Given exercise:
Answer with a single number: the count of lines that hold "name".

(Excerpt from a dataset)
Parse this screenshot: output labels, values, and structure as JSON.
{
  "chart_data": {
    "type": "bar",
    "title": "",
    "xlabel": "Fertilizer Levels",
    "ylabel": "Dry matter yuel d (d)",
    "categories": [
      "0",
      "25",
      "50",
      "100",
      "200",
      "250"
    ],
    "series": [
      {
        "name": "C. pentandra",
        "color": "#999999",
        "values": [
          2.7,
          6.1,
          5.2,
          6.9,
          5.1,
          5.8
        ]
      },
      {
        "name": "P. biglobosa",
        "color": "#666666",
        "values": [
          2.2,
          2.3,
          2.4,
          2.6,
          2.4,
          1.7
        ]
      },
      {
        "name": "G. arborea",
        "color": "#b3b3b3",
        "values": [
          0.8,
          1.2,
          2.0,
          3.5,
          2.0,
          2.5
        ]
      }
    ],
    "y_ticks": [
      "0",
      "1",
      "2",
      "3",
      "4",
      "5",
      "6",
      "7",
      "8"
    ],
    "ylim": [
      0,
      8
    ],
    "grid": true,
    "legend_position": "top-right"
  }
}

Worked answer:
3